►

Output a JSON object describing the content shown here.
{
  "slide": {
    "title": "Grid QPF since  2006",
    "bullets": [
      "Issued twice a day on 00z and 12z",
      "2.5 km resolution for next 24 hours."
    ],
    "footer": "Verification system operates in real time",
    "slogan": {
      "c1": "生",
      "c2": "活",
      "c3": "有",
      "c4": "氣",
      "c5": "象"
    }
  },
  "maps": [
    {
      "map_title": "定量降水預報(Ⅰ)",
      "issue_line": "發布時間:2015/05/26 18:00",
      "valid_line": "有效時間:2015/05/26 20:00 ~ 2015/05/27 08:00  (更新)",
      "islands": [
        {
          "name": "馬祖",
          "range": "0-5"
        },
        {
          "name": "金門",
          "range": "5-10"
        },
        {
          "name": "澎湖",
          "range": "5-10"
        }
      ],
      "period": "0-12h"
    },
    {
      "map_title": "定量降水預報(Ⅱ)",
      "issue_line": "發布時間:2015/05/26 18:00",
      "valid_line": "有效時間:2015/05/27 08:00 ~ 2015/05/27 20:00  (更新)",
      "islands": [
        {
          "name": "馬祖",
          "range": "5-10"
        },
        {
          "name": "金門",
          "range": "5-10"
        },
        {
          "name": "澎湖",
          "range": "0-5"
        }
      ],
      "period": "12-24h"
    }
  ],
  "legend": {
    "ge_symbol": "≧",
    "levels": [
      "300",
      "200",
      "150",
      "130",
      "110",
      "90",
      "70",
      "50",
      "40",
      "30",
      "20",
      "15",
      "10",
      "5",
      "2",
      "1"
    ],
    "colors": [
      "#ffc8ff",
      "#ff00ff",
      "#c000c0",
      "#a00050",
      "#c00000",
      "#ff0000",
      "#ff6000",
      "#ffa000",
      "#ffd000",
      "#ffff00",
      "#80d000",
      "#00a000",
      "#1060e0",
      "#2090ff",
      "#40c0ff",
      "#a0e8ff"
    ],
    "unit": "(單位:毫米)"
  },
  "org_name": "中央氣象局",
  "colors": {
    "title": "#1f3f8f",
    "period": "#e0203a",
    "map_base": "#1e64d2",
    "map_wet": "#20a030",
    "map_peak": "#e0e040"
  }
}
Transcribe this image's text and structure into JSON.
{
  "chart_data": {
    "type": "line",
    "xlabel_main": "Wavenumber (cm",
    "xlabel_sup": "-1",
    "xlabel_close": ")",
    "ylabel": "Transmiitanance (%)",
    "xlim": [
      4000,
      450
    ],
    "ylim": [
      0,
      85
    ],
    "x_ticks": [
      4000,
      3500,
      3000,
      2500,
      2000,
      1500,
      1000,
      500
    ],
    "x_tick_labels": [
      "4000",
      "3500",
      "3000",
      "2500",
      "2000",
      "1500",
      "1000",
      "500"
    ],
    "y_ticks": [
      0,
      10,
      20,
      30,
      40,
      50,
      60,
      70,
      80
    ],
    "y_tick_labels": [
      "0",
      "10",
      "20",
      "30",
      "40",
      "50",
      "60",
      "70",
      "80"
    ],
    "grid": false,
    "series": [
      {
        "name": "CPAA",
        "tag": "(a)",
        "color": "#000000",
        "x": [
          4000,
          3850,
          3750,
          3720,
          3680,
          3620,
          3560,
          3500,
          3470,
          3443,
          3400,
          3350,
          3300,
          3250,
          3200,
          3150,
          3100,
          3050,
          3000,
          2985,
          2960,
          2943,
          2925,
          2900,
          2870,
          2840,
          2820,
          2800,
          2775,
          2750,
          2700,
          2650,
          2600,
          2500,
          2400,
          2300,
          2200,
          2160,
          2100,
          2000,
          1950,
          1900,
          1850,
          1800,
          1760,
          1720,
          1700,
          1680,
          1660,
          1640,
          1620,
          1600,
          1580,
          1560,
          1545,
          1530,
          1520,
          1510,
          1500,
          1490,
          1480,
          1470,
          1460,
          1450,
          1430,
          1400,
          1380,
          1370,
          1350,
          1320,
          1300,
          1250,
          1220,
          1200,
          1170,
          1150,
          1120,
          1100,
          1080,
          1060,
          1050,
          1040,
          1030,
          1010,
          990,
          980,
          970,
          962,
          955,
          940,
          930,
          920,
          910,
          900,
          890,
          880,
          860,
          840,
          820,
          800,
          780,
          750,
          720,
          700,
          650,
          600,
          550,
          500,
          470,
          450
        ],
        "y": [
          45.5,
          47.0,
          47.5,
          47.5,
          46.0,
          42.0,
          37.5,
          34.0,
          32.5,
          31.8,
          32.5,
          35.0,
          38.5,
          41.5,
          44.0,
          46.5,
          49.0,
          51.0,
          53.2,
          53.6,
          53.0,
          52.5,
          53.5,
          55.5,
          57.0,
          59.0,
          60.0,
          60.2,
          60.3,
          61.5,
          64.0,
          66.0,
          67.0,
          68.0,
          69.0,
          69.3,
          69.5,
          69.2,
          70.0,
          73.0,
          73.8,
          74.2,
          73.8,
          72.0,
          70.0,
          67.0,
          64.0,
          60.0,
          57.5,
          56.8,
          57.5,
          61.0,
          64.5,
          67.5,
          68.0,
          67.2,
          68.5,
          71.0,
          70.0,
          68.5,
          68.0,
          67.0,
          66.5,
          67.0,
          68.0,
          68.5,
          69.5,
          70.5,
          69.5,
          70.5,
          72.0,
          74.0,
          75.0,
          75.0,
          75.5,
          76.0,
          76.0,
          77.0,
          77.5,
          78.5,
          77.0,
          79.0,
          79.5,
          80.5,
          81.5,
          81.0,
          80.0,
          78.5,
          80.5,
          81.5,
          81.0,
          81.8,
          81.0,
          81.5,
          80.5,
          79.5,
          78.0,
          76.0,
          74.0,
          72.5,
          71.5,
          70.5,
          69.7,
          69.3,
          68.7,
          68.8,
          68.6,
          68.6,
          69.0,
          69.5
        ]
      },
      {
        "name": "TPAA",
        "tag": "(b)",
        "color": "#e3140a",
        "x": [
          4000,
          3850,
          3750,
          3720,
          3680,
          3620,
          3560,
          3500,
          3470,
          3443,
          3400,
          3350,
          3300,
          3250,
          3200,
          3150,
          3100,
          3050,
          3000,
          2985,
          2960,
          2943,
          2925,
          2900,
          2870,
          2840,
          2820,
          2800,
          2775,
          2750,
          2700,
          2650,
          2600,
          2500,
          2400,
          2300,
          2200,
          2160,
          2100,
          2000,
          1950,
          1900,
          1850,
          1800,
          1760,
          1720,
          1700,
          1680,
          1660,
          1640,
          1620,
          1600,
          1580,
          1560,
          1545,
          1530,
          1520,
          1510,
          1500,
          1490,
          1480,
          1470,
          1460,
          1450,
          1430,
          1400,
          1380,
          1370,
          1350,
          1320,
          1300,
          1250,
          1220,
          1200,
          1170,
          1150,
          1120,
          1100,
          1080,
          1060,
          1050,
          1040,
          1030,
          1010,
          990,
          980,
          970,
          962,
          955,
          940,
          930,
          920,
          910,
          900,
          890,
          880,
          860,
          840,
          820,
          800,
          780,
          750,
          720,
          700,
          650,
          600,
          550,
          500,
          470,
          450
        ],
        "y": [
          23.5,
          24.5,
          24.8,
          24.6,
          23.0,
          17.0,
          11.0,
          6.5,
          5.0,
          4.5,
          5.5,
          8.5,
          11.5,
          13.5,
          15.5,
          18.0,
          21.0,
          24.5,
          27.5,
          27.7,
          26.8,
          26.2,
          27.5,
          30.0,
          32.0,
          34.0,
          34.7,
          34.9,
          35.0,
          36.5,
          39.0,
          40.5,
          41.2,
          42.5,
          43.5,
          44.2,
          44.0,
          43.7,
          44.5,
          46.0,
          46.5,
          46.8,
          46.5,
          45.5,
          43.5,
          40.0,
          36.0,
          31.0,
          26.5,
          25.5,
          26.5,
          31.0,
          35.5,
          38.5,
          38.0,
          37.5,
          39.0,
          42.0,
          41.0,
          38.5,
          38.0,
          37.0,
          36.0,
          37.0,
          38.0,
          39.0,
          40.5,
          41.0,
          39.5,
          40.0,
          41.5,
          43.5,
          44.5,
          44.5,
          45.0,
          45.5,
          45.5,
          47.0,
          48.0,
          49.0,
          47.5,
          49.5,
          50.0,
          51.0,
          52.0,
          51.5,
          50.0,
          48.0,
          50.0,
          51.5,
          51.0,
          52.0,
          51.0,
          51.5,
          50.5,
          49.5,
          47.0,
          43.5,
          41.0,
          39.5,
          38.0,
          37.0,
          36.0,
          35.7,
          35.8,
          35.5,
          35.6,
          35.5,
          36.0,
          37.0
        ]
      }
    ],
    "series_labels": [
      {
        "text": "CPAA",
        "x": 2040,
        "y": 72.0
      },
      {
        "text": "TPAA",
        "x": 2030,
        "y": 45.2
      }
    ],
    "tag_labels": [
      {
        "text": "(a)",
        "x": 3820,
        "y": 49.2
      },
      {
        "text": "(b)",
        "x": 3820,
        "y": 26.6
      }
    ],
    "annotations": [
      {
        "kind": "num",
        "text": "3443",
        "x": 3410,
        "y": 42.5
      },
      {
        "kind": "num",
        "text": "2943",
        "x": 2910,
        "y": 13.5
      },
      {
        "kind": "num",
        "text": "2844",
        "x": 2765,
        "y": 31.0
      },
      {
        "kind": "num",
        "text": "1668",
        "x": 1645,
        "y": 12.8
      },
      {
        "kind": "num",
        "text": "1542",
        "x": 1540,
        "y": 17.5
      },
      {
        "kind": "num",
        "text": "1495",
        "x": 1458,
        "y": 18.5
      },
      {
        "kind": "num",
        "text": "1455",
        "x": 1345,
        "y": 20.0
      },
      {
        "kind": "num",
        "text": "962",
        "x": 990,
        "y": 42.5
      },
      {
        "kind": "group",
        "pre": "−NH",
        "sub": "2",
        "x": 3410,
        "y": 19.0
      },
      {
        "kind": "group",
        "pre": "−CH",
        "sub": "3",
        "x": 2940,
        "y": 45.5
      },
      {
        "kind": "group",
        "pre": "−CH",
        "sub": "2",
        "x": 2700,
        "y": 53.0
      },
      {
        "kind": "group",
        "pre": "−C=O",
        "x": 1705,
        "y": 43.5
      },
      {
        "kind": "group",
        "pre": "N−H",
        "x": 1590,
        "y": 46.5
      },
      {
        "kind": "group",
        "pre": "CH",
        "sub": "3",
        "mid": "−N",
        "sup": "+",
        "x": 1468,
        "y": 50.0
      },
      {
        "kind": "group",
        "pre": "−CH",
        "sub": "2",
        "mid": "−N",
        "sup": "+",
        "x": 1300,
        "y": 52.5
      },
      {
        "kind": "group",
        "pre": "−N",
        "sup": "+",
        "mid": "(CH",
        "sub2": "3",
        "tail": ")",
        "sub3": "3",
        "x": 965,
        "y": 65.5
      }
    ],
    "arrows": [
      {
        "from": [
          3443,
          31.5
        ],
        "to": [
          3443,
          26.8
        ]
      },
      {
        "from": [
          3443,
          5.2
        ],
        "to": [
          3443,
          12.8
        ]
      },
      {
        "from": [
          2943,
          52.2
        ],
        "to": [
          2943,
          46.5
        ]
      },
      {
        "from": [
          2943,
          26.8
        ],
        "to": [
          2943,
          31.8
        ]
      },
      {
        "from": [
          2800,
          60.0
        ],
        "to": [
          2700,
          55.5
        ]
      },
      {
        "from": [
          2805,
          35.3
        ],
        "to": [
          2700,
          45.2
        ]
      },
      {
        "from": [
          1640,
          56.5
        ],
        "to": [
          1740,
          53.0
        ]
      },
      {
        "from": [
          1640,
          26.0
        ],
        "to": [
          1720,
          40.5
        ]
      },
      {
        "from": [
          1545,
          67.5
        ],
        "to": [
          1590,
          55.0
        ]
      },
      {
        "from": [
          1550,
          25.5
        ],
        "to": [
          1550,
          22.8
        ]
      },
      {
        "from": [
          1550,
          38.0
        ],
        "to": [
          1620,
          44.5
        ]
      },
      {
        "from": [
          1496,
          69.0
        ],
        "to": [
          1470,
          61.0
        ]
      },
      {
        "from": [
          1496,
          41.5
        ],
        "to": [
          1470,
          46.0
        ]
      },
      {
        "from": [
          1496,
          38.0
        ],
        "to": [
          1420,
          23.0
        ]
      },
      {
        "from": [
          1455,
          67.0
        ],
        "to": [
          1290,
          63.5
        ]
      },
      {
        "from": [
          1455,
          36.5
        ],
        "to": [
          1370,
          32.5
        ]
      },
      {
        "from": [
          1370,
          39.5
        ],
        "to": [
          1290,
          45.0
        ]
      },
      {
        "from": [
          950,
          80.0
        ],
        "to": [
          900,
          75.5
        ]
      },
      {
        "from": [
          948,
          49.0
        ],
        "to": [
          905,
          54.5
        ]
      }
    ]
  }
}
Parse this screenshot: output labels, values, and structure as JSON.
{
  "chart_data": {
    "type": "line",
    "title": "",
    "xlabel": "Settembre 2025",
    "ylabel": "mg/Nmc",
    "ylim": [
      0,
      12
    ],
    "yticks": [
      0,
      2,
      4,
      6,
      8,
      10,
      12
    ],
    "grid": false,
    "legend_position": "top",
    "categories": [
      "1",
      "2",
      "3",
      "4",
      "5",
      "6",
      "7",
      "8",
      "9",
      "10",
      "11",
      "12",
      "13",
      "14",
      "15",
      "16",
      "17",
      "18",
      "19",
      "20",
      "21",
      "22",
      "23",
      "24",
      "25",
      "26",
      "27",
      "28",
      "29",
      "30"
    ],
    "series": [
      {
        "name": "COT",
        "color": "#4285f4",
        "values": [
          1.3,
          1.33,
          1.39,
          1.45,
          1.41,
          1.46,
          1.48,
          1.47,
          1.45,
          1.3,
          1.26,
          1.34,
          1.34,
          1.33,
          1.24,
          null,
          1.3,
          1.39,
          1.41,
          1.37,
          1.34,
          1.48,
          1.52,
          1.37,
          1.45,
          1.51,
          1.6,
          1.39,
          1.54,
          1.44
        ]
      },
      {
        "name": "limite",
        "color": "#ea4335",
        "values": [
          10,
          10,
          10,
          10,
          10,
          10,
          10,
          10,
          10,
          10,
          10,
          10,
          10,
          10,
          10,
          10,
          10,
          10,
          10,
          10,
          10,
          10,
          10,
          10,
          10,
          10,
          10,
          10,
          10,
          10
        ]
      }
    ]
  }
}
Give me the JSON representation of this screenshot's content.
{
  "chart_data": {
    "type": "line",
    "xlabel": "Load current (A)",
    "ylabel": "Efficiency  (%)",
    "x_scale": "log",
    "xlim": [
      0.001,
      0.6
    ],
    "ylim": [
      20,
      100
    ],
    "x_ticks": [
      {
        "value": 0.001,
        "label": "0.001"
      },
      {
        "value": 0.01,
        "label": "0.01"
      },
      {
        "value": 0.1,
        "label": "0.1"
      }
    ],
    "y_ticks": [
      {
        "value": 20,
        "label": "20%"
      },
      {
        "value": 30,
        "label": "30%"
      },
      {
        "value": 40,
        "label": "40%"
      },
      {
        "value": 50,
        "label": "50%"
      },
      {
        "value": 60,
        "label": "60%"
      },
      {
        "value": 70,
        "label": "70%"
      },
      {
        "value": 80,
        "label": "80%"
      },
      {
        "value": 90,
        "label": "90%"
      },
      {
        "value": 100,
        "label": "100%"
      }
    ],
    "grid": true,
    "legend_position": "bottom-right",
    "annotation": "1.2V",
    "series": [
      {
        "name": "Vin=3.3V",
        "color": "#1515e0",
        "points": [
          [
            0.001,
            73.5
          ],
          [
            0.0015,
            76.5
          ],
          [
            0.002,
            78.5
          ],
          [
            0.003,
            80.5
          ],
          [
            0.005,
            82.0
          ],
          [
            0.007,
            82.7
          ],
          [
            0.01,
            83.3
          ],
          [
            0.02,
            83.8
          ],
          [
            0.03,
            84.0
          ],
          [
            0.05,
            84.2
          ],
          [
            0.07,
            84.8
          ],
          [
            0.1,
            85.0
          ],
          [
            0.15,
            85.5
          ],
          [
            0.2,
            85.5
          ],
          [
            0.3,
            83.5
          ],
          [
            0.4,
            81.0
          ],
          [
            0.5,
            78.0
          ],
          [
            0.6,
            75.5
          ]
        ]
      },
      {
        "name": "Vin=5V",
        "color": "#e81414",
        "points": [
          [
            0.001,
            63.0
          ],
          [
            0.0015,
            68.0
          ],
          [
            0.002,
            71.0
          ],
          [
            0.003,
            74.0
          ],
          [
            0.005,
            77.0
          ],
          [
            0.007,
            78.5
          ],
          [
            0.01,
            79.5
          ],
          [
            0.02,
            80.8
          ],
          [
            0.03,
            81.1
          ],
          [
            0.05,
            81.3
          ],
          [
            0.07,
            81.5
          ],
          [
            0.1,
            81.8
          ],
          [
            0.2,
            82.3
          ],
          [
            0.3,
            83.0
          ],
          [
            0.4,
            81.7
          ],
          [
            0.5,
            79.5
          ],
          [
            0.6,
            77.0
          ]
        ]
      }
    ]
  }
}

◄

▸ Description of the task
Among the entries above, how many lines hold the string "structure"? Respond with nothing but the number.

▸ Exercise solution
2